#### [Work instruction]
Keeping every line intact, repeat the data word for word.

#### [Information shown]

****

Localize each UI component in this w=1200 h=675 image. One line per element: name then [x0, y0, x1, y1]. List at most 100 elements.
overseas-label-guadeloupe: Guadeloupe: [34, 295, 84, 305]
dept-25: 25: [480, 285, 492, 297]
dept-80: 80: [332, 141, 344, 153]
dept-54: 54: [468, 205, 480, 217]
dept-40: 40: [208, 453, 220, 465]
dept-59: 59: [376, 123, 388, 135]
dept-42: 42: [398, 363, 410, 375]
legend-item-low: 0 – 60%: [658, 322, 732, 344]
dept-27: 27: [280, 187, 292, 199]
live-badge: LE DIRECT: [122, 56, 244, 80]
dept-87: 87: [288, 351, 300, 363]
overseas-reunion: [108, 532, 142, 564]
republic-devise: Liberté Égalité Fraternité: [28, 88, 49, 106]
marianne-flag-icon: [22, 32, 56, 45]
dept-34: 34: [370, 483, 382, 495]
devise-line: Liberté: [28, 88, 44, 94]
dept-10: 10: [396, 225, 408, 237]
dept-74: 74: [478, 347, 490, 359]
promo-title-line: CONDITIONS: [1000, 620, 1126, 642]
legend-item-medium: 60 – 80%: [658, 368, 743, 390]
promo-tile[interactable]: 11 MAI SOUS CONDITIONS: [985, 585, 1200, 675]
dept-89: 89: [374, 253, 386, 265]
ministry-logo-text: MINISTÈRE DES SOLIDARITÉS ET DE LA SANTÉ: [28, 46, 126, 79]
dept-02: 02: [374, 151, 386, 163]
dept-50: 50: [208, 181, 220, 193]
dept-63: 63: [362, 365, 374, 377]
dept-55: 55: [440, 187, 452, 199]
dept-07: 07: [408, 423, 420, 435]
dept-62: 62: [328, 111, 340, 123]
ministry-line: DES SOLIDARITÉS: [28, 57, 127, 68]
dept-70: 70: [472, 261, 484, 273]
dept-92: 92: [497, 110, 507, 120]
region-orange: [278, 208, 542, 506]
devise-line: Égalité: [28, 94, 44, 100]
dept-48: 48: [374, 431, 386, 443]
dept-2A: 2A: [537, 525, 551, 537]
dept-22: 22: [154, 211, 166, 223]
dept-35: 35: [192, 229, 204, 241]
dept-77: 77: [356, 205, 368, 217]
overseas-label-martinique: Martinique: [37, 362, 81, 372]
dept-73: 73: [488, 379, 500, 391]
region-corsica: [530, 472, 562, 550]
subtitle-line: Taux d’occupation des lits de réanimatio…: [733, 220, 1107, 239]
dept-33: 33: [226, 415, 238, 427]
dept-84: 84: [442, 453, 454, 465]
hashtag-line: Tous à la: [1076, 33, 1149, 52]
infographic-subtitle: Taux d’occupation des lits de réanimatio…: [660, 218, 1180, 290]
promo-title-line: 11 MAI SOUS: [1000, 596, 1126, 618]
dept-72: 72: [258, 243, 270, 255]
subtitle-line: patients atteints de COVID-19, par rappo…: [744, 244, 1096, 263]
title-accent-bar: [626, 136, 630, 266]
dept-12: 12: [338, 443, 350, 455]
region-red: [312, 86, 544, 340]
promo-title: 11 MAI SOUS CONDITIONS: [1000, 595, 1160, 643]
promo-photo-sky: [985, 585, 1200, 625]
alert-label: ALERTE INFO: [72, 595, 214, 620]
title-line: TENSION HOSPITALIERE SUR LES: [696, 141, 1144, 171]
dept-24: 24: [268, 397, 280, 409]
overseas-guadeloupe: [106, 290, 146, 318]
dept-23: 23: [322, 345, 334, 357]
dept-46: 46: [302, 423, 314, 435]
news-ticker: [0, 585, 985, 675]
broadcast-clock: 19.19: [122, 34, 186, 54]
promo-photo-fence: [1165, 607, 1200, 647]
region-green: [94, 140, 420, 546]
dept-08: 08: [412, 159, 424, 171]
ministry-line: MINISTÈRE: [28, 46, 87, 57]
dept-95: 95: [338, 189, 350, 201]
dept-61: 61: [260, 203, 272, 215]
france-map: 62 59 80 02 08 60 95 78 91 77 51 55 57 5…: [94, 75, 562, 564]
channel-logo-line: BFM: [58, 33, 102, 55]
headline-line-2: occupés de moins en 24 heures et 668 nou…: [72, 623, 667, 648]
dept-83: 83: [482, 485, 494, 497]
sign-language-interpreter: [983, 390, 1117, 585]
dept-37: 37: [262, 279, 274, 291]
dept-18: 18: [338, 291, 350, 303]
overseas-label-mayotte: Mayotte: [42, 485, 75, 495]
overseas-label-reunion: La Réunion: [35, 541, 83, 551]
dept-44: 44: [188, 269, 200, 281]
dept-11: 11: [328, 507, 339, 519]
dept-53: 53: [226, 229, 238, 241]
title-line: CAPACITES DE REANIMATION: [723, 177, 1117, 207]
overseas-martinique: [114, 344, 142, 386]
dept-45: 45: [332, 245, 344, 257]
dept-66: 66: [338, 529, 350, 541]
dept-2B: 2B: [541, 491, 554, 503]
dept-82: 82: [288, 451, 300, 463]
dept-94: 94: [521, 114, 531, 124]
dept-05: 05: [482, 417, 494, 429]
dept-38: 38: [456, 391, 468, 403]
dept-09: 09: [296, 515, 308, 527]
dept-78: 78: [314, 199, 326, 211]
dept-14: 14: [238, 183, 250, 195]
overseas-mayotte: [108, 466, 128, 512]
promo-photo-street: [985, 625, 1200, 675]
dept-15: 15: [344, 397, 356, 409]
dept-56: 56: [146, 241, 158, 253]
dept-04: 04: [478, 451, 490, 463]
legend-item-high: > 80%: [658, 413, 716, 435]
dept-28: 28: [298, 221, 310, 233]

****

#### [Answer for the task]
Localize each UI component in this w=1200 h=675 image. One line per element: name then [x0, y0, x1, y1]. List at most 100 elements.
overseas-label-guadeloupe: Guadeloupe: [34, 295, 84, 305]
dept-25: 25: [480, 285, 492, 297]
dept-80: 80: [332, 141, 344, 153]
dept-54: 54: [468, 205, 480, 217]
dept-40: 40: [208, 453, 220, 465]
dept-59: 59: [376, 123, 388, 135]
dept-42: 42: [398, 363, 410, 375]
legend-item-low: 0 – 60%: [658, 322, 732, 344]
dept-27: 27: [280, 187, 292, 199]
live-badge: LE DIRECT: [122, 56, 244, 80]
dept-87: 87: [288, 351, 300, 363]
overseas-reunion: [108, 532, 142, 564]
republic-devise: Liberté Égalité Fraternité: [28, 88, 49, 106]
marianne-flag-icon: [22, 32, 56, 45]
dept-34: 34: [370, 483, 382, 495]
devise-line: Liberté: [28, 88, 44, 94]
dept-10: 10: [396, 225, 408, 237]
dept-74: 74: [478, 347, 490, 359]
promo-title-line: CONDITIONS: [1000, 620, 1126, 642]
legend-item-medium: 60 – 80%: [658, 368, 743, 390]
promo-tile[interactable]: 11 MAI SOUS CONDITIONS: [985, 585, 1200, 675]
dept-89: 89: [374, 253, 386, 265]
ministry-logo-text: MINISTÈRE DES SOLIDARITÉS ET DE LA SANTÉ: [28, 46, 126, 79]
dept-02: 02: [374, 151, 386, 163]
dept-50: 50: [208, 181, 220, 193]
dept-63: 63: [362, 365, 374, 377]
dept-55: 55: [440, 187, 452, 199]
dept-07: 07: [408, 423, 420, 435]
dept-62: 62: [328, 111, 340, 123]
ministry-line: DES SOLIDARITÉS: [28, 57, 127, 68]
dept-70: 70: [472, 261, 484, 273]
dept-92: 92: [497, 110, 507, 120]
region-orange: [278, 208, 542, 506]
devise-line: Égalité: [28, 94, 44, 100]
dept-48: 48: [374, 431, 386, 443]
dept-2A: 2A: [537, 525, 551, 537]
dept-22: 22: [154, 211, 166, 223]
dept-35: 35: [192, 229, 204, 241]
dept-77: 77: [356, 205, 368, 217]
overseas-label-martinique: Martinique: [37, 362, 81, 372]
dept-73: 73: [488, 379, 500, 391]
region-corsica: [530, 472, 562, 550]
subtitle-line: Taux d’occupation des lits de réanimatio…: [733, 220, 1107, 239]
dept-33: 33: [226, 415, 238, 427]
dept-84: 84: [442, 453, 454, 465]
hashtag-line: Tous à la: [1076, 33, 1149, 52]
infographic-subtitle: Taux d’occupation des lits de réanimatio…: [660, 218, 1180, 290]
promo-title-line: 11 MAI SOUS: [1000, 596, 1126, 618]
dept-72: 72: [258, 243, 270, 255]
subtitle-line: patients atteints de COVID-19, par rappo…: [744, 244, 1096, 263]
title-accent-bar: [626, 136, 630, 266]
dept-12: 12: [338, 443, 350, 455]
region-red: [312, 86, 544, 340]
promo-title: 11 MAI SOUS CONDITIONS: [1000, 595, 1160, 643]
promo-photo-sky: [985, 585, 1200, 625]
alert-label: ALERTE INFO: [72, 595, 214, 620]
title-line: TENSION HOSPITALIERE SUR LES: [696, 141, 1144, 171]
dept-24: 24: [268, 397, 280, 409]
overseas-guadeloupe: [106, 290, 146, 318]
dept-23: 23: [322, 345, 334, 357]
dept-46: 46: [302, 423, 314, 435]
news-ticker: [0, 585, 985, 675]
broadcast-clock: 19.19: [122, 34, 186, 54]
promo-photo-fence: [1165, 607, 1200, 647]
region-green: [94, 140, 420, 546]
dept-08: 08: [412, 159, 424, 171]
ministry-line: MINISTÈRE: [28, 46, 87, 57]
dept-95: 95: [338, 189, 350, 201]
dept-61: 61: [260, 203, 272, 215]
france-map: 62 59 80 02 08 60 95 78 91 77 51 55 57 5…: [94, 75, 562, 564]
channel-logo-line: BFM: [58, 33, 102, 55]
headline-line-2: occupés de moins en 24 heures et 668 nou…: [72, 623, 667, 648]
dept-83: 83: [482, 485, 494, 497]
sign-language-interpreter: [983, 390, 1117, 585]
dept-37: 37: [262, 279, 274, 291]
dept-18: 18: [338, 291, 350, 303]
overseas-label-mayotte: Mayotte: [42, 485, 75, 495]
overseas-label-reunion: La Réunion: [35, 541, 83, 551]
dept-44: 44: [188, 269, 200, 281]
dept-11: 11: [328, 507, 339, 519]
dept-53: 53: [226, 229, 238, 241]
title-line: CAPACITES DE REANIMATION: [723, 177, 1117, 207]
overseas-martinique: [114, 344, 142, 386]
dept-45: 45: [332, 245, 344, 257]
dept-66: 66: [338, 529, 350, 541]
dept-2B: 2B: [541, 491, 554, 503]
dept-82: 82: [288, 451, 300, 463]
dept-94: 94: [521, 114, 531, 124]
dept-05: 05: [482, 417, 494, 429]
dept-38: 38: [456, 391, 468, 403]
dept-09: 09: [296, 515, 308, 527]
dept-78: 78: [314, 199, 326, 211]
dept-14: 14: [238, 183, 250, 195]
overseas-mayotte: [108, 466, 128, 512]
promo-photo-street: [985, 625, 1200, 675]
dept-15: 15: [344, 397, 356, 409]
dept-56: 56: [146, 241, 158, 253]
dept-04: 04: [478, 451, 490, 463]
legend-item-high: > 80%: [658, 413, 716, 435]
dept-28: 28: [298, 221, 310, 233]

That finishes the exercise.